= Work to do =
Lines containing the string "shape" are to be collected in full.

= Rows =
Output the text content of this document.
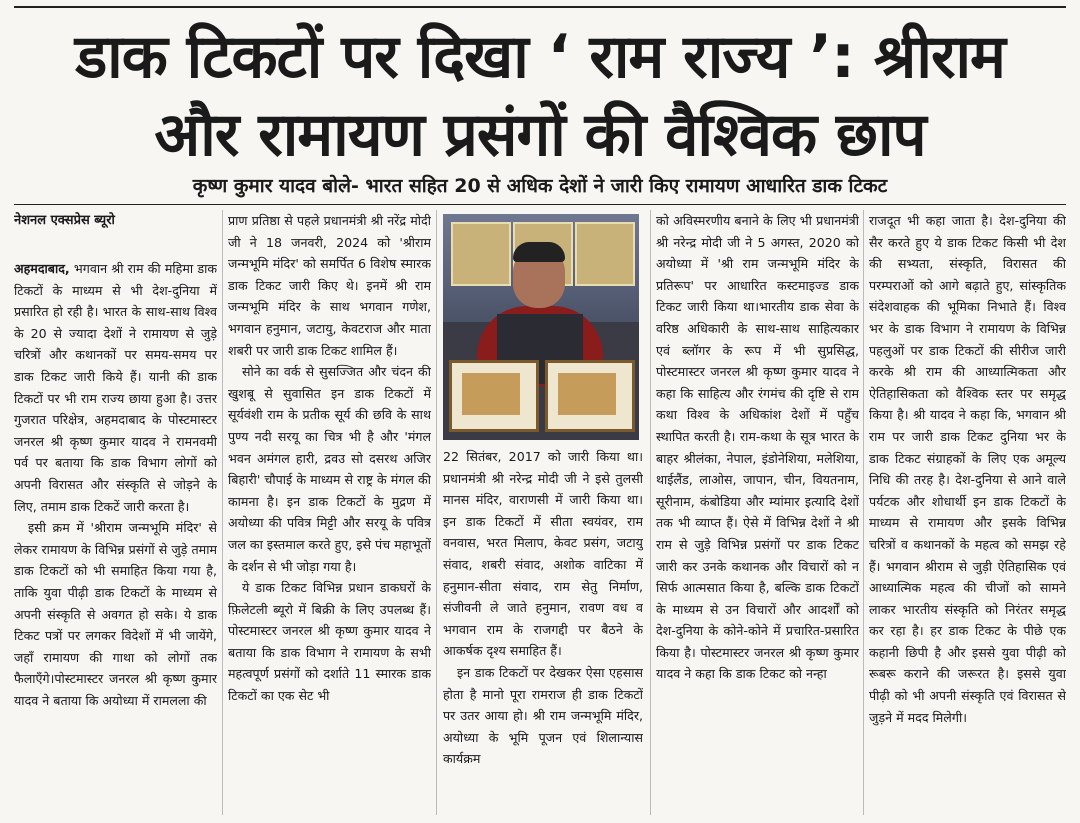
डाक टिकटों पर दिखा ‘ राम राज्य ’: श्रीराम
और रामायण प्रसंगों की वैश्विक छाप
कृष्ण कुमार यादव बोले- भारत सहित 20 से अधिक देशों ने जारी किए रामायण आधारित डाक टिकट
नेशनल एक्सप्रेस ब्यूरो

अहमदाबाद, भगवान श्री राम की महिमा डाक टिकटों के माध्यम से भी देश-दुनिया में प्रसारित हो रही है। भारत के साथ-साथ विश्व के 20 से ज्यादा देशों ने रामायण से जुड़े चरित्रों और कथानकों पर समय-समय पर डाक टिकट जारी किये हैं। यानी की डाक टिकटों पर भी राम राज्य छाया हुआ है। उत्तर गुजरात परिक्षेत्र, अहमदाबाद के पोस्टमास्टर जनरल श्री कृष्ण कुमार यादव ने रामनवमी पर्व पर बताया कि डाक विभाग लोगों को अपनी विरासत और संस्कृति से जोड़ने के लिए, तमाम डाक टिकटें जारी करता है।

इसी क्रम में 'श्रीराम जन्मभूमि मंदिर' से लेकर रामायण के विभिन्न प्रसंगों से जुड़े तमाम डाक टिकटों को भी समाहित किया गया है, ताकि युवा पीढ़ी डाक टिकटों के माध्यम से अपनी संस्कृति से अवगत हो सके। ये डाक टिकट पत्रों पर लगकर विदेशों में भी जायेंगे, जहाँ रामायण की गाथा को लोगों तक फैलाएँगे।पोस्टमास्टर जनरल श्री कृष्ण कुमार यादव ने बताया कि अयोध्या में रामलला की

प्राण प्रतिष्ठा से पहले प्रधानमंत्री श्री नरेंद्र मोदी जी ने 18 जनवरी, 2024 को 'श्रीराम जन्मभूमि मंदिर' को समर्पित 6 विशेष स्मारक डाक टिकट जारी किए थे। इनमें श्री राम जन्मभूमि मंदिर के साथ भगवान गणेश, भगवान हनुमान, जटायु, केवटराज और माता शबरी पर जारी डाक टिकट शामिल हैं।

सोने का वर्क से सुसज्जित और चंदन की खुशबू से सुवासित इन डाक टिकटों में सूर्यवंशी राम के प्रतीक सूर्य की छवि के साथ पुण्य नदी सरयू का चित्र भी है और 'मंगल भवन अमंगल हारी, द्रवउ सो दसरथ अजिर बिहारी' चौपाई के माध्यम से राष्ट्र के मंगल की कामना है। इन डाक टिकटों के मुद्रण में अयोध्या की पवित्र मिट्टी और सरयू के पवित्र जल का इस्तमाल करते हुए, इसे पंच महाभूतों के दर्शन से भी जोड़ा गया है।

ये डाक टिकट विभिन्न प्रधान डाकघरों के फ़िलेटली ब्यूरो में बिक्री के लिए उपलब्ध हैं। पोस्टमास्टर जनरल श्री कृष्ण कुमार यादव ने बताया कि डाक विभाग ने रामायण के सभी महत्वपूर्ण प्रसंगों को दर्शाते 11 स्मारक डाक टिकटों का एक सेट भी

22 सितंबर, 2017 को जारी किया था। प्रधानमंत्री श्री नरेन्द्र मोदी जी ने इसे तुलसी मानस मंदिर, वाराणसी में जारी किया था। इन डाक टिकटों में सीता स्वयंवर, राम वनवास, भरत मिलाप, केवट प्रसंग, जटायु संवाद, शबरी संवाद, अशोक वाटिका में हनुमान-सीता संवाद, राम सेतु निर्माण, संजीवनी ले जाते हनुमान, रावण वध व भगवान राम के राजगद्दी पर बैठने के आकर्षक दृश्य समाहित हैं।

इन डाक टिकटों पर देखकर ऐसा एहसास होता है मानो पूरा रामराज ही डाक टिकटों पर उतर आया हो। श्री राम जन्मभूमि मंदिर, अयोध्या के भूमि पूजन एवं शिलान्यास कार्यक्रम

को अविस्मरणीय बनाने के लिए भी प्रधानमंत्री श्री नरेन्द्र मोदी जी ने 5 अगस्त, 2020 को अयोध्या में 'श्री राम जन्मभूमि मंदिर के प्रतिरूप' पर आधारित कस्टमाइज्ड डाक टिकट जारी किया था।भारतीय डाक सेवा के वरिष्ठ अधिकारी के साथ-साथ साहित्यकार एवं ब्लॉगर के रूप में भी सुप्रसिद्ध, पोस्टमास्टर जनरल श्री कृष्ण कुमार यादव ने कहा कि साहित्य और रंगमंच की दृष्टि से राम कथा विश्व के अधिकांश देशों में पहुँच स्थापित करती है। राम-कथा के सूत्र भारत के बाहर श्रीलंका, नेपाल, इंडोनेशिया, मलेशिया, थाईलैंड, लाओस, जापान, चीन, वियतनाम, सूरीनाम, कंबोडिया और म्यांमार इत्यादि देशों तक भी व्याप्त हैं। ऐसे में विभिन्न देशों ने श्री राम से जुड़े विभिन्न प्रसंगों पर डाक टिकट जारी कर उनके कथानक और विचारों को न सिर्फ आत्मसात किया है, बल्कि डाक टिकटों के माध्यम से उन विचारों और आदर्शों को देश-दुनिया के कोने-कोने में प्रचारित-प्रसारित किया है। पोस्टमास्टर जनरल श्री कृष्ण कुमार यादव ने कहा कि डाक टिकट को नन्हा

राजदूत भी कहा जाता है। देश-दुनिया की सैर करते हुए ये डाक टिकट किसी भी देश की सभ्यता, संस्कृति, विरासत की परम्पराओं को आगे बढ़ाते हुए, सांस्कृतिक संदेशवाहक की भूमिका निभाते हैं। विश्व भर के डाक विभाग ने रामायण के विभिन्न पहलुओं पर डाक टिकटों की सीरीज जारी करके श्री राम की आध्यात्मिकता और ऐतिहासिकता को वैश्विक स्तर पर समृद्ध किया है। श्री यादव ने कहा कि, भगवान श्री राम पर जारी डाक टिकट दुनिया भर के डाक टिकट संग्राहकों के लिए एक अमूल्य निधि की तरह है। देश-दुनिया से आने वाले पर्यटक और शोधार्थी इन डाक टिकटों के माध्यम से रामायण और इसके विभिन्न चरित्रों व कथानकों के महत्व को समझ रहे हैं। भगवान श्रीराम से जुड़ी ऐतिहासिक एवं आध्यात्मिक महत्व की चीजों को सामने लाकर भारतीय संस्कृति को निरंतर समृद्ध कर रहा है। हर डाक टिकट के पीछे एक कहानी छिपी है और इससे युवा पीढ़ी को रूबरू कराने की जरूरत है। इससे युवा पीढ़ी को भी अपनी संस्कृति एवं विरासत से जुड़ने में मदद मिलेगी।
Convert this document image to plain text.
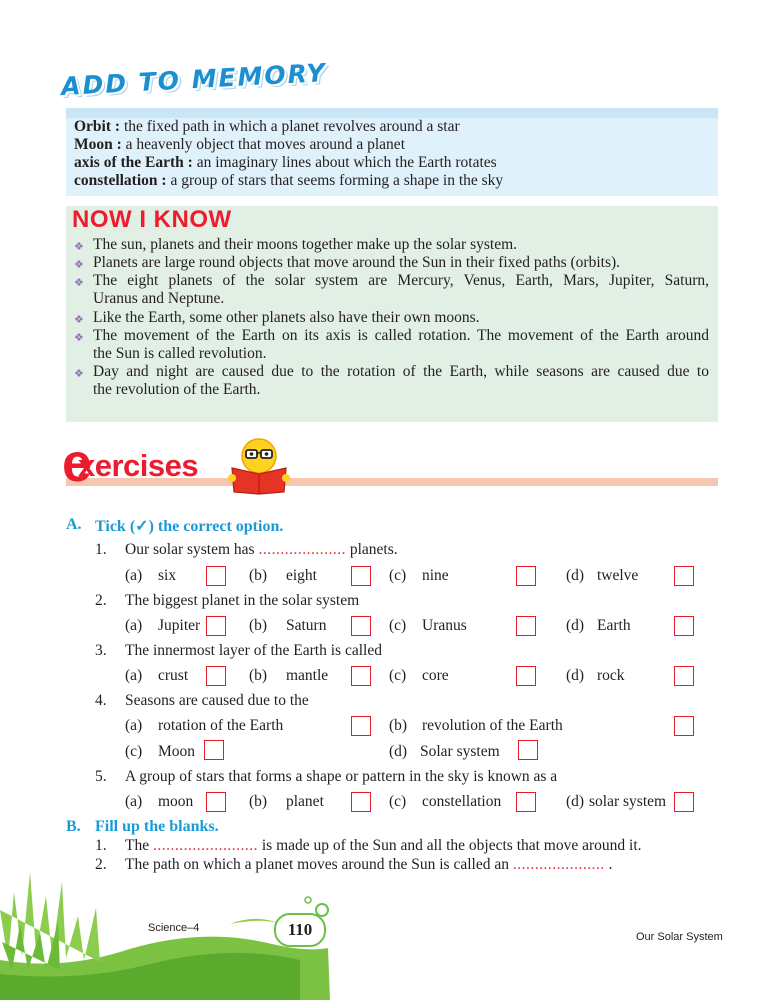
ADD TO MEMORY
Orbit : the fixed path in which a planet revolves around a star
Moon : a heavenly object that moves around a planet
axis of the Earth : an imaginary lines about which the Earth rotates
constellation : a group of stars that seems forming a shape in the sky
NOW I KNOW
❖ The sun, planets and their moons together make up the solar system.
❖ Planets are large round objects that move around the Sun in their fixed paths (orbits).
❖ The eight planets of the solar system are Mercury, Venus, Earth, Mars, Jupiter, Saturn,
Uranus and Neptune.
❖ Like the Earth, some other planets also have their own moons.
❖ The movement of the Earth on its axis is called rotation. The movement of the Earth around
the Sun is called revolution.
❖ Day and night are caused due to the rotation of the Earth, while seasons are caused due to
the revolution of the Earth.
e
xercises
A. Tick (✓) the correct option.
1. Our solar system has .................... planets.
(a) six	(b) eight	(c) nine	(d) twelve
2. The biggest planet in the solar system
(a) Jupiter	(b) Saturn	(c) Uranus	(d) Earth
3. The innermost layer of the Earth is called
(a) crust	(b) mantle	(c) core	(d) rock
4. Seasons are caused due to the
(a) rotation of the Earth	(b) revolution of the Earth
(c) Moon	(d) Solar system
5. A group of stars that forms a shape or pattern in the sky is known as a
(a) moon	(b) planet	(c) constellation	(d) solar system
B. Fill up the blanks.
1. The ........................ is made up of the Sun and all the objects that move around it.
2. The path on which a planet moves around the Sun is called an ..................... .
Science–4	110	Our Solar System
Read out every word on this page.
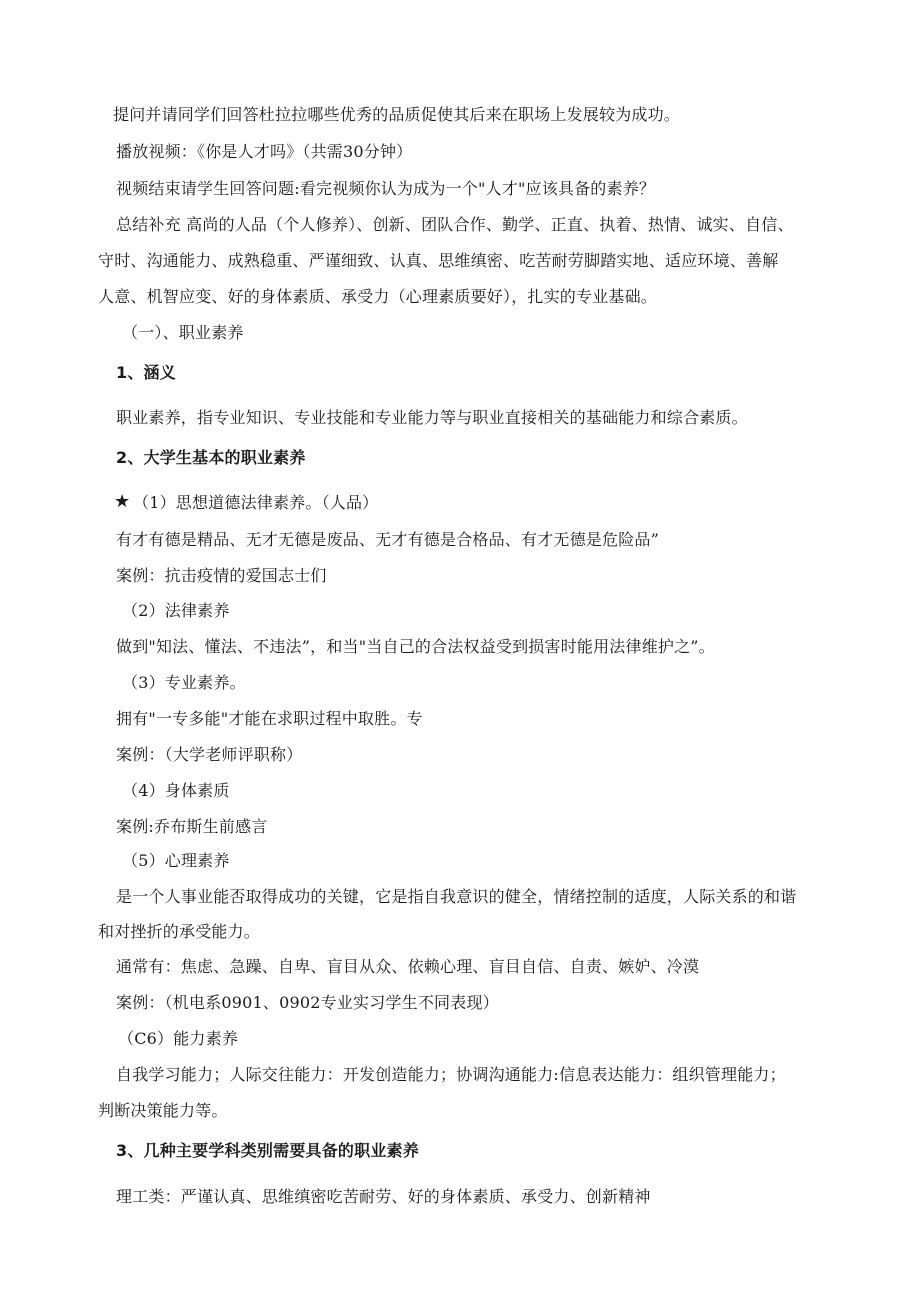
提问并请同学们回答杜拉拉哪些优秀的品质促使其后来在职场上发展较为成功。
播放视频：《你是人才吗》（共需30分钟）
视频结束请学生回答问题:看完视频你认为成为一个"人才"应该具备的素养？
总结补充 高尚的人品（个人修养）、创新、团队合作、勤学、正直、执着、热情、诚实、自信、
守时、沟通能力、成熟稳重、严谨细致、认真、思维缜密、吃苦耐劳脚踏实地、适应环境、善解
人意、机智应变、好的身体素质、承受力（心理素质要好），扎实的专业基础。
（一）、职业素养
1、涵义
职业素养，指专业知识、专业技能和专业能力等与职业直接相关的基础能力和综合素质。
2、大学生基本的职业素养
★ （1）思想道德法律素养。（人品）
有才有德是精品、无才无德是废品、无才有德是合格品、有才无德是危险品”
案例：抗击疫情的爱国志士们
（2）法律素养
做到"知法、懂法、不违法”，和当"当自己的合法权益受到损害时能用法律维护之”。
（3）专业素养。
拥有"一专多能"才能在求职过程中取胜。专
案例：（大学老师评职称）
（4）身体素质
案例:乔布斯生前感言
（5）心理素养
是一个人事业能否取得成功的关键，它是指自我意识的健全，情绪控制的适度，人际关系的和谐
和对挫折的承受能力。
通常有：焦虑、急躁、自卑、盲目从众、依赖心理、盲目自信、自责、嫉妒、冷漠
案例：（机电系0901、0902专业实习学生不同表现）
（C6）能力素养
自我学习能力；人际交往能力：开发创造能力；协调沟通能力:信息表达能力：组织管理能力；
判断决策能力等。
3、几种主要学科类别需要具备的职业素养
理工类：严谨认真、思维缜密吃苦耐劳、好的身体素质、承受力、创新精神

= Solution =
constellation : a group of stars that seems forming a shape in the sky
5. A group of stars that forms a shape or pattern in the sky is known as a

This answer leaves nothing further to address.